━━━━━ Supplied material ━━━━━

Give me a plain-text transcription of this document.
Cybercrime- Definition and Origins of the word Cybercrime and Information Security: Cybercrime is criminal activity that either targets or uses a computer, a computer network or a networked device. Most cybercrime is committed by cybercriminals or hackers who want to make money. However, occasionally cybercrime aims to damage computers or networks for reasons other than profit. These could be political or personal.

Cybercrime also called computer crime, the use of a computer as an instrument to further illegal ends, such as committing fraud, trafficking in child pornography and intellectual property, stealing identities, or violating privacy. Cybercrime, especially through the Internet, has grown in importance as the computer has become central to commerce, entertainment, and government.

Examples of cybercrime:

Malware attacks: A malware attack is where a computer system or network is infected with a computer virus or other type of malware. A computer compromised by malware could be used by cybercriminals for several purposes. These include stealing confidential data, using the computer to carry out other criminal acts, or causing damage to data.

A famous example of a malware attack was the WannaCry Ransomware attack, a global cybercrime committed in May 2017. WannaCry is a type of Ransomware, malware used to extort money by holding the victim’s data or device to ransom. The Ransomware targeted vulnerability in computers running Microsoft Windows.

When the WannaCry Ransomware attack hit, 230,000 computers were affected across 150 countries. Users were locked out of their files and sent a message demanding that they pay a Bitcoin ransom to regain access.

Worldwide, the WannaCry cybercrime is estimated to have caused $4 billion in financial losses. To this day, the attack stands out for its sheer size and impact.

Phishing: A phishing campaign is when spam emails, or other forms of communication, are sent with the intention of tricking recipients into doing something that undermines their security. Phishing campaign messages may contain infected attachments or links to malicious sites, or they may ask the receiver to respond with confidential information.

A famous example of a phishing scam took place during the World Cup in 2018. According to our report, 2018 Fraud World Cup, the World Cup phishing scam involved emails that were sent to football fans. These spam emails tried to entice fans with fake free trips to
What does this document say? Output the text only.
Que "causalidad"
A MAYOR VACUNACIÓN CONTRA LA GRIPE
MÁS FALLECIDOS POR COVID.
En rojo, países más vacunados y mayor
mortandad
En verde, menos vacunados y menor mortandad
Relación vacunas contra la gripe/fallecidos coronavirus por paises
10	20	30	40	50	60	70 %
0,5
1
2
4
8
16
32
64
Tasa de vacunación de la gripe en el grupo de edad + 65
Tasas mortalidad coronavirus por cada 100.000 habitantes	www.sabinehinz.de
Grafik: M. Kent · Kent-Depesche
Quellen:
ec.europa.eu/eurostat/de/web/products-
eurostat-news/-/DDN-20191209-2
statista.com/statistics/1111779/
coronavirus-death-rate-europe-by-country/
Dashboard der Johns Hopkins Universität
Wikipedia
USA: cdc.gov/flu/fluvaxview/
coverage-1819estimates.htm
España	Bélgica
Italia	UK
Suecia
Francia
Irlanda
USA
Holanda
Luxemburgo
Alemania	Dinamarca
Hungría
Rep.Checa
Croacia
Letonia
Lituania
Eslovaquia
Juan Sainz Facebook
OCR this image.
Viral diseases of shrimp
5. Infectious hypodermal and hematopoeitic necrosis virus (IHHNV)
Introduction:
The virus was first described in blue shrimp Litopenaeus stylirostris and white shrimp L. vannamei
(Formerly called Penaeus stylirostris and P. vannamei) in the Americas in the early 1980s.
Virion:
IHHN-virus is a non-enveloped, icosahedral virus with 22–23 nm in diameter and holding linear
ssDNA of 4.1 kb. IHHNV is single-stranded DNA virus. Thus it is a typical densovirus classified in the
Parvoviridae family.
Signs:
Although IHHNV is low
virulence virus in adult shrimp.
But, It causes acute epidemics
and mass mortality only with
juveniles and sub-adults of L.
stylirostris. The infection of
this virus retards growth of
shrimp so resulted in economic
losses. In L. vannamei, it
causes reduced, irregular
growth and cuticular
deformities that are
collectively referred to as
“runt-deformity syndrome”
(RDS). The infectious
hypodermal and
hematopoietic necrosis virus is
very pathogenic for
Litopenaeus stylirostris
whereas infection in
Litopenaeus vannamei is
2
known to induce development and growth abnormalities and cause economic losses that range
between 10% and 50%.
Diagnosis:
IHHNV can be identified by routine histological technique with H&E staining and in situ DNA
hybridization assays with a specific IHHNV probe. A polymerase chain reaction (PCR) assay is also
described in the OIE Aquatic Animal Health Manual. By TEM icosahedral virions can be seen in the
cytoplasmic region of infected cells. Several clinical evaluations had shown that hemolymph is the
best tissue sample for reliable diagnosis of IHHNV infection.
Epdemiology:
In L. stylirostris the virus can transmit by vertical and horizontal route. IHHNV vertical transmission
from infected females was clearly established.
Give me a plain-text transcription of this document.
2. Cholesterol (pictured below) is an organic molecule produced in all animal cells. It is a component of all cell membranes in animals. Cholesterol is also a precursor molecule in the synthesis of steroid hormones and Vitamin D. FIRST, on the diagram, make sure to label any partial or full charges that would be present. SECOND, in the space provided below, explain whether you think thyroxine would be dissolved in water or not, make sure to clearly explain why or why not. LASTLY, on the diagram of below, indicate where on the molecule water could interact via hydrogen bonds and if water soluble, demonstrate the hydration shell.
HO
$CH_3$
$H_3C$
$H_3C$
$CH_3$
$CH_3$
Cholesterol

━━━━━

### Problem requirements
Transcribe the data in full, keeping every character.

### Finished task
Give me a plain-text transcription of this document.
Cybercrime- Definition and Origins of the word Cybercrime and Information Security: Cybercrime is criminal activity that either targets or uses a computer, a computer network or a networked device. Most cybercrime is committed by cybercriminals or hackers who want to make money. However, occasionally cybercrime aims to damage computers or networks for reasons other than profit. These could be political or personal.

Cybercrime also called computer crime, the use of a computer as an instrument to further illegal ends, such as committing fraud, trafficking in child pornography and intellectual property, stealing identities, or violating privacy. Cybercrime, especially through the Internet, has grown in importance as the computer has become central to commerce, entertainment, and government.

Examples of cybercrime:

Malware attacks: A malware attack is where a computer system or network is infected with a computer virus or other type of malware. A computer compromised by malware could be used by cybercriminals for several purposes. These include stealing confidential data, using the computer to carry out other criminal acts, or causing damage to data.

A famous example of a malware attack was the WannaCry Ransomware attack, a global cybercrime committed in May 2017. WannaCry is a type of Ransomware, malware used to extort money by holding the victim’s data or device to ransom. The Ransomware targeted vulnerability in computers running Microsoft Windows.

When the WannaCry Ransomware attack hit, 230,000 computers were affected across 150 countries. Users were locked out of their files and sent a message demanding that they pay a Bitcoin ransom to regain access.

Worldwide, the WannaCry cybercrime is estimated to have caused $4 billion in financial losses. To this day, the attack stands out for its sheer size and impact.

Phishing: A phishing campaign is when spam emails, or other forms of communication, are sent with the intention of tricking recipients into doing something that undermines their security. Phishing campaign messages may contain infected attachments or links to malicious sites, or they may ask the receiver to respond with confidential information.

A famous example of a phishing scam took place during the World Cup in 2018. According to our report, 2018 Fraud World Cup, the World Cup phishing scam involved emails that were sent to football fans. These spam emails tried to entice fans with fake free trips to
What does this document say? Output the text only.
Que "causalidad"
A MAYOR VACUNACIÓN CONTRA LA GRIPE
MÁS FALLECIDOS POR COVID.
En rojo, países más vacunados y mayor
mortandad
En verde, menos vacunados y menor mortandad
Relación vacunas contra la gripe/fallecidos coronavirus por paises
10	20	30	40	50	60	70 %
0,5
1
2
4
8
16
32
64
Tasa de vacunación de la gripe en el grupo de edad + 65
Tasas mortalidad coronavirus por cada 100.000 habitantes	www.sabinehinz.de
Grafik: M. Kent · Kent-Depesche
Quellen:
ec.europa.eu/eurostat/de/web/products-
eurostat-news/-/DDN-20191209-2
statista.com/statistics/1111779/
coronavirus-death-rate-europe-by-country/
Dashboard der Johns Hopkins Universität
Wikipedia
USA: cdc.gov/flu/fluvaxview/
coverage-1819estimates.htm
España	Bélgica
Italia	UK
Suecia
Francia
Irlanda
USA
Holanda
Luxemburgo
Alemania	Dinamarca
Hungría
Rep.Checa
Croacia
Letonia
Lituania
Eslovaquia
Juan Sainz Facebook
OCR this image.
Viral diseases of shrimp
5. Infectious hypodermal and hematopoeitic necrosis virus (IHHNV)
Introduction:
The virus was first described in blue shrimp Litopenaeus stylirostris and white shrimp L. vannamei
(Formerly called Penaeus stylirostris and P. vannamei) in the Americas in the early 1980s.
Virion:
IHHN-virus is a non-enveloped, icosahedral virus with 22–23 nm in diameter and holding linear
ssDNA of 4.1 kb. IHHNV is single-stranded DNA virus. Thus it is a typical densovirus classified in the
Parvoviridae family.
Signs:
Although IHHNV is low
virulence virus in adult shrimp.
But, It causes acute epidemics
and mass mortality only with
juveniles and sub-adults of L.
stylirostris. The infection of
this virus retards growth of
shrimp so resulted in economic
losses. In L. vannamei, it
causes reduced, irregular
growth and cuticular
deformities that are
collectively referred to as
“runt-deformity syndrome”
(RDS). The infectious
hypodermal and
hematopoietic necrosis virus is
very pathogenic for
Litopenaeus stylirostris
whereas infection in
Litopenaeus vannamei is
2
known to induce development and growth abnormalities and cause economic losses that range
between 10% and 50%.
Diagnosis:
IHHNV can be identified by routine histological technique with H&E staining and in situ DNA
hybridization assays with a specific IHHNV probe. A polymerase chain reaction (PCR) assay is also
described in the OIE Aquatic Animal Health Manual. By TEM icosahedral virions can be seen in the
cytoplasmic region of infected cells. Several clinical evaluations had shown that hemolymph is the
best tissue sample for reliable diagnosis of IHHNV infection.
Epdemiology:
In L. stylirostris the virus can transmit by vertical and horizontal route. IHHNV vertical transmission
from infected females was clearly established.
Give me a plain-text transcription of this document.
2. Cholesterol (pictured below) is an organic molecule produced in all animal cells. It is a component of all cell membranes in animals. Cholesterol is also a precursor molecule in the synthesis of steroid hormones and Vitamin D. FIRST, on the diagram, make sure to label any partial or full charges that would be present. SECOND, in the space provided below, explain whether you think thyroxine would be dissolved in water or not, make sure to clearly explain why or why not. LASTLY, on the diagram of below, indicate where on the molecule water could interact via hydrogen bonds and if water soluble, demonstrate the hydration shell.
HO
$CH_3$
$H_3C$
$H_3C$
$CH_3$
$CH_3$
Cholesterol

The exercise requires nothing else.